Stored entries
◆ ◆ ◆ ◆ ◆
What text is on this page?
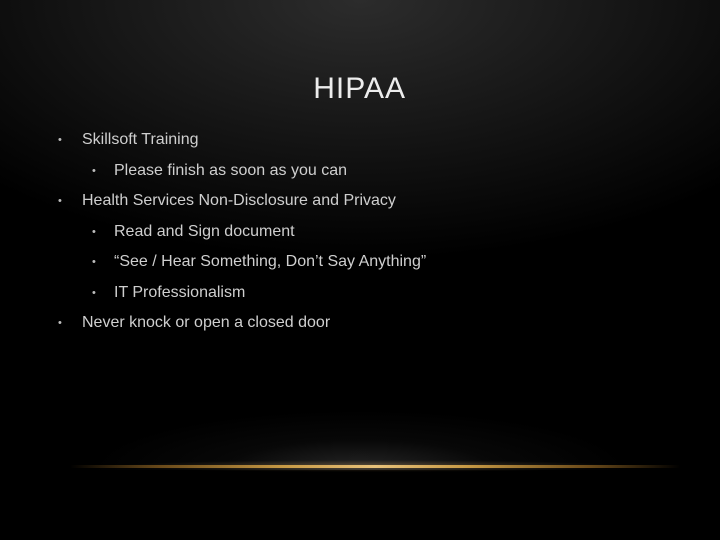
HIPAA
• Skillsoft Training
• Please finish as soon as you can
• Health Services Non-Disclosure and Privacy
• Read and Sign document
• “See / Hear Something, Don’t Say Anything”
• IT Professionalism
• Never knock or open a closed door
◆ ◆ ◆ ◆ ◆
Print each of the records above exactly as written, leaving no picture in the copy.

What text is on this page?
HIPAA
• Skillsoft Training
• Please finish as soon as you can
• Health Services Non-Disclosure and Privacy
• Read and Sign document
• “See / Hear Something, Don’t Say Anything”
• IT Professionalism
• Never knock or open a closed door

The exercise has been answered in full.